*OBJECTIVE:*
Drop the pictures from the entries below, then reproduce the rest exactly.

[Collected data entries]
• • • •

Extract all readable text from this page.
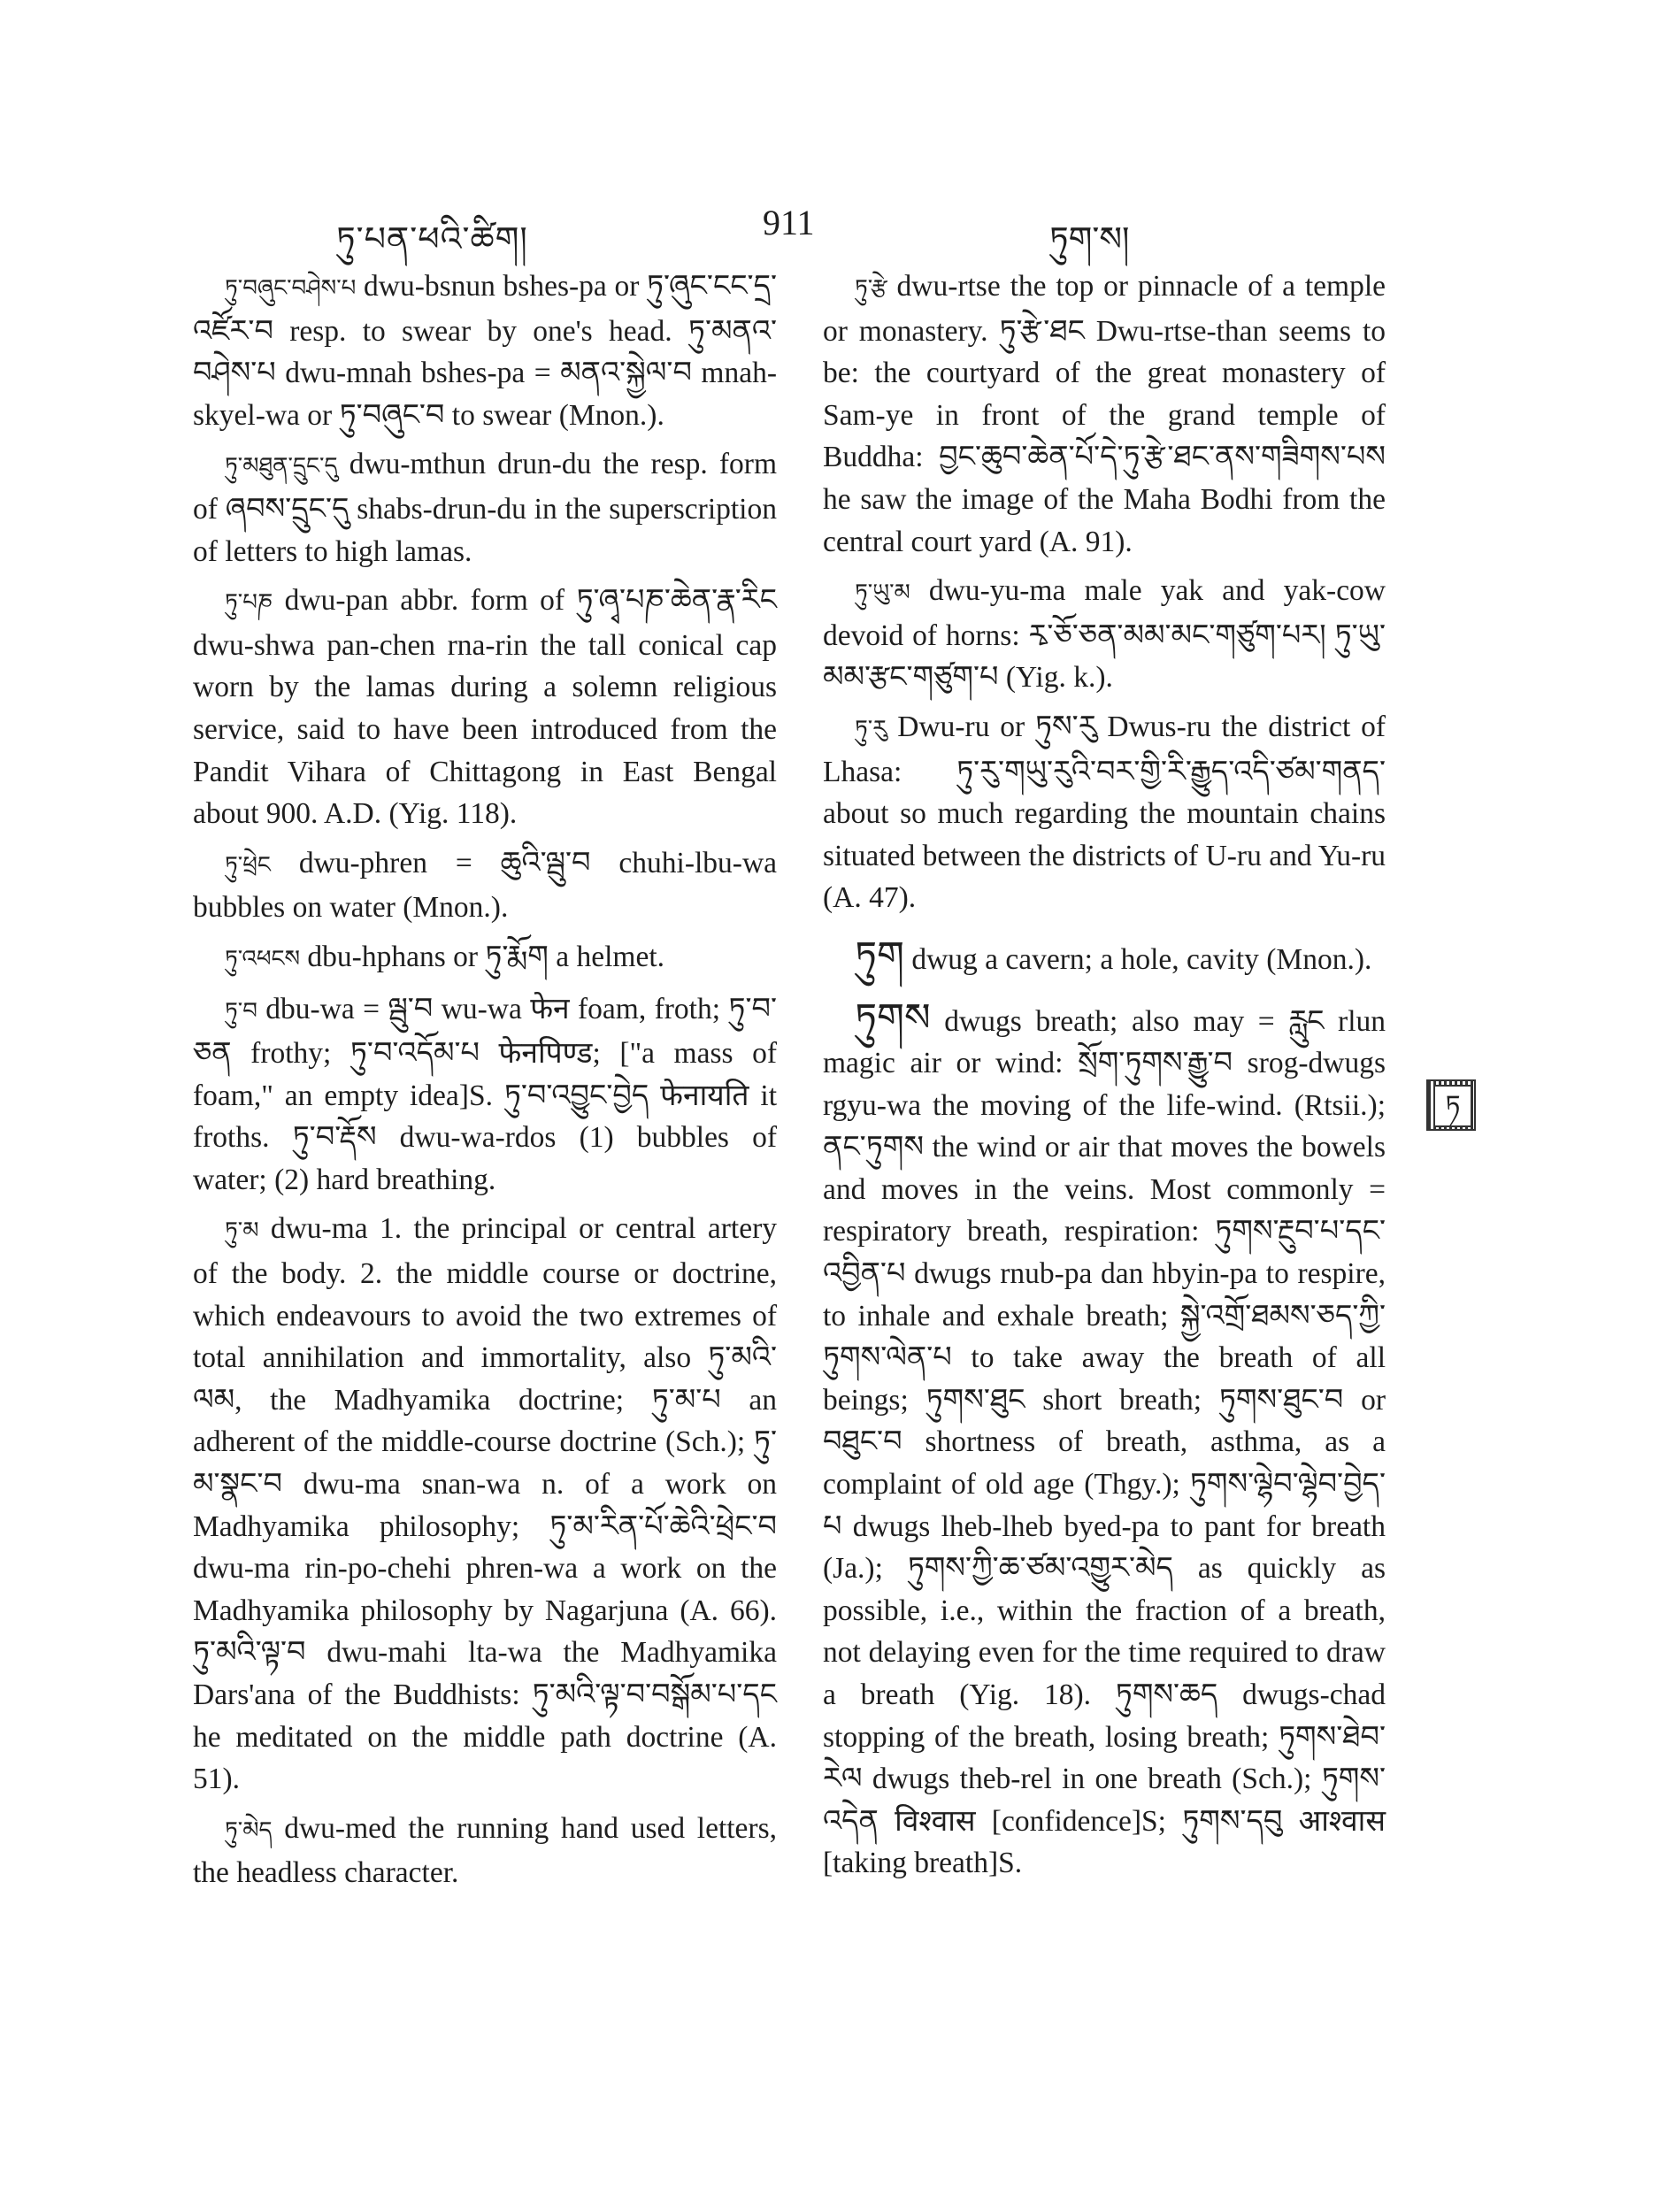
ཏུ་པན་ཕའི་ཚིག།	911	ཏུག་ས།

ཏུ་བཞུང་བཤེས་པ dwu-bsnun bshes-pa or ཏུ་ཞུང་ངང་དྲ་འཛོར་བ resp. to swear by one's head. ཏུ་མནའ་བཤེས་པ dwu-mnah bshes-pa = མནའ་སྐྱེལ་བ mnah-skyel-wa or ཏུ་བཞུང་བ to swear (Mnon.).

ཏུ་མཐུན་དྲུང་དུ dwu-mthun drun-du the resp. form of ཞབས་དྲུང་དུ shabs-drun-du in the superscription of letters to high lamas.

ཏུ་པཎ dwu-pan abbr. form of ཏུ་ཞྭ་པཎ་ཆེན་རྣ་རིང dwu-shwa pan-chen rna-rin the tall conical cap worn by the lamas during a solemn religious service, said to have been introduced from the Pandit Vihara of Chittagong in East Bengal about 900. A.D. (Yig. 118).

ཏུ་ཕྲེང dwu-phren = ཆུའི་ལྦུ་བ chuhi-lbu-wa bubbles on water (Mnon.).

ཏུ་འཕངས dbu-hphans or ཏུ་རྨོག a helmet.

ཏུ་བ dbu-wa = ལྦུ་བ wu-wa फेन foam, froth; ཏུ་བ་ཅན frothy; ཏུ་བ་འདོམ་པ फेनपिण्ड; ["a mass of foam," an empty idea]S. ཏུ་བ་འབྱུང་བྱེད फेनायति it froths. ཏུ་བ་རྡོས dwu-wa-rdos (1) bubbles of water; (2) hard breathing.

ཏུ་མ dwu-ma 1. the principal or central artery of the body. 2. the middle course or doctrine, which endeavours to avoid the two extremes of total annihilation and immortality, also ཏུ་མའི་ལམ, the Madhyamika doctrine; ཏུ་མ་པ an adherent of the middle-course doctrine (Sch.); ཏུ་མ་སྣང་བ dwu-ma snan-wa n. of a work on Madhyamika philosophy; ཏུ་མ་རིན་པོ་ཆེའི་ཕྲེང་བ dwu-ma rin-po-chehi phren-wa a work on the Madhyamika philosophy by Nagarjuna (A. 66). ཏུ་མའི་ལྟ་བ dwu-mahi lta-wa the Madhyamika Dars'ana of the Buddhists: ཏུ་མའི་ལྟ་བ་བསྒོམ་པ་དང he meditated on the middle path doctrine (A. 51).

ཏུ་མེད dwu-med the running hand used letters, the headless character.

ཏུ་རྩེ dwu-rtse the top or pinnacle of a temple or monastery. ཏུ་རྩེ་ཐང Dwu-rtse-than seems to be: the courtyard of the great monastery of Sam-ye in front of the grand temple of Buddha: བྱང་ཆུབ་ཆེན་པོ་དེ་ཏུ་རྩེ་ཐང་ནས་གཟིགས་པས he saw the image of the Maha Bodhi from the central court yard (A. 91).

ཏུ་ཡུ་མ dwu-yu-ma male yak and yak-cow devoid of horns: རྭ་ཅོ་ཅན་མམ་མང་གཙུག་པར། ཏུ་ཡུ་མམ་རྩང་གཙུག་པ (Yig. k.).

ཏུ་རུ Dwu-ru or ཏུས་རུ Dwus-ru the district of Lhasa: ཏུ་རུ་གཡུ་རུའི་བར་གྱི་རི་རྒྱུད་འདི་ཙམ་གནད་ about so much regarding the mountain chains situated between the districts of U-ru and Yu-ru (A. 47).

ཏུག dwug a cavern; a hole, cavity (Mnon.).

ཏུགས dwugs breath; also may = རླུང rlun magic air or wind: སྲོག་ཏུགས་རྒྱུ་བ srog-dwugs rgyu-wa the moving of the life-wind. (Rtsii.); ནང་ཏུགས the wind or air that moves the bowels and moves in the veins. Most commonly = respiratory breath, respiration: ཏུགས་རྔུབ་པ་དང་འབྱིན་པ dwugs rnub-pa dan hbyin-pa to respire, to inhale and exhale breath; སྐྱེ་འགྲོ་ཐམས་ཅད་ཀྱི་ཏུགས་ལེན་པ to take away the breath of all beings; ཏུགས་ཐུང short breath; ཏུགས་ཐུང་བ or བཐུང་བ shortness of breath, asthma, as a complaint of old age (Thgy.); ཏུགས་ལྷེབ་ལྷེབ་བྱེད་པ dwugs lheb-lheb byed-pa to pant for breath (Ja.); ཏུགས་ཀྱི་ཆ་ཙམ་འགྱུར་མེད as quickly as possible, i.e., within the fraction of a breath, not delaying even for the time required to draw a breath (Yig. 18). ཏུགས་ཆད dwugs-chad stopping of the breath, losing breath; ཏུགས་ཐེབ་རེལ dwugs theb-rel in one breath (Sch.); ཏུགས་འདེན विश्वास [confidence]S; ཏུགས་དབུ आश्वास [taking breath]S.

ཏ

• • • •

*WRITTEN RESPONSE:*
Extract all readable text from this page.
ཏུ་པན་ཕའི་ཚིག།	911	ཏུག་ས།

ཏུ་བཞུང་བཤེས་པ dwu-bsnun bshes-pa or ཏུ་ཞུང་ངང་དྲ་འཛོར་བ resp. to swear by one's head. ཏུ་མནའ་བཤེས་པ dwu-mnah bshes-pa = མནའ་སྐྱེལ་བ mnah-skyel-wa or ཏུ་བཞུང་བ to swear (Mnon.).

ཏུ་མཐུན་དྲུང་དུ dwu-mthun drun-du the resp. form of ཞབས་དྲུང་དུ shabs-drun-du in the superscription of letters to high lamas.

ཏུ་པཎ dwu-pan abbr. form of ཏུ་ཞྭ་པཎ་ཆེན་རྣ་རིང dwu-shwa pan-chen rna-rin the tall conical cap worn by the lamas during a solemn religious service, said to have been introduced from the Pandit Vihara of Chittagong in East Bengal about 900. A.D. (Yig. 118).

ཏུ་ཕྲེང dwu-phren = ཆུའི་ལྦུ་བ chuhi-lbu-wa bubbles on water (Mnon.).

ཏུ་འཕངས dbu-hphans or ཏུ་རྨོག a helmet.

ཏུ་བ dbu-wa = ལྦུ་བ wu-wa फेन foam, froth; ཏུ་བ་ཅན frothy; ཏུ་བ་འདོམ་པ फेनपिण्ड; ["a mass of foam," an empty idea]S. ཏུ་བ་འབྱུང་བྱེད फेनायति it froths. ཏུ་བ་རྡོས dwu-wa-rdos (1) bubbles of water; (2) hard breathing.

ཏུ་མ dwu-ma 1. the principal or central artery of the body. 2. the middle course or doctrine, which endeavours to avoid the two extremes of total annihilation and immortality, also ཏུ་མའི་ལམ, the Madhyamika doctrine; ཏུ་མ་པ an adherent of the middle-course doctrine (Sch.); ཏུ་མ་སྣང་བ dwu-ma snan-wa n. of a work on Madhyamika philosophy; ཏུ་མ་རིན་པོ་ཆེའི་ཕྲེང་བ dwu-ma rin-po-chehi phren-wa a work on the Madhyamika philosophy by Nagarjuna (A. 66). ཏུ་མའི་ལྟ་བ dwu-mahi lta-wa the Madhyamika Dars'ana of the Buddhists: ཏུ་མའི་ལྟ་བ་བསྒོམ་པ་དང he meditated on the middle path doctrine (A. 51).

ཏུ་མེད dwu-med the running hand used letters, the headless character.

ཏུ་རྩེ dwu-rtse the top or pinnacle of a temple or monastery. ཏུ་རྩེ་ཐང Dwu-rtse-than seems to be: the courtyard of the great monastery of Sam-ye in front of the grand temple of Buddha: བྱང་ཆུབ་ཆེན་པོ་དེ་ཏུ་རྩེ་ཐང་ནས་གཟིགས་པས he saw the image of the Maha Bodhi from the central court yard (A. 91).

ཏུ་ཡུ་མ dwu-yu-ma male yak and yak-cow devoid of horns: རྭ་ཅོ་ཅན་མམ་མང་གཙུག་པར། ཏུ་ཡུ་མམ་རྩང་གཙུག་པ (Yig. k.).

ཏུ་རུ Dwu-ru or ཏུས་རུ Dwus-ru the district of Lhasa: ཏུ་རུ་གཡུ་རུའི་བར་གྱི་རི་རྒྱུད་འདི་ཙམ་གནད་ about so much regarding the mountain chains situated between the districts of U-ru and Yu-ru (A. 47).

ཏུག dwug a cavern; a hole, cavity (Mnon.).

ཏུགས dwugs breath; also may = རླུང rlun magic air or wind: སྲོག་ཏུགས་རྒྱུ་བ srog-dwugs rgyu-wa the moving of the life-wind. (Rtsii.); ནང་ཏུགས the wind or air that moves the bowels and moves in the veins. Most commonly = respiratory breath, respiration: ཏུགས་རྔུབ་པ་དང་འབྱིན་པ dwugs rnub-pa dan hbyin-pa to respire, to inhale and exhale breath; སྐྱེ་འགྲོ་ཐམས་ཅད་ཀྱི་ཏུགས་ལེན་པ to take away the breath of all beings; ཏུགས་ཐུང short breath; ཏུགས་ཐུང་བ or བཐུང་བ shortness of breath, asthma, as a complaint of old age (Thgy.); ཏུགས་ལྷེབ་ལྷེབ་བྱེད་པ dwugs lheb-lheb byed-pa to pant for breath (Ja.); ཏུགས་ཀྱི་ཆ་ཙམ་འགྱུར་མེད as quickly as possible, i.e., within the fraction of a breath, not delaying even for the time required to draw a breath (Yig. 18). ཏུགས་ཆད dwugs-chad stopping of the breath, losing breath; ཏུགས་ཐེབ་རེལ dwugs theb-rel in one breath (Sch.); ཏུགས་འདེན विश्वास [confidence]S; ཏུགས་དབུ आश्वास [taking breath]S.

ཏ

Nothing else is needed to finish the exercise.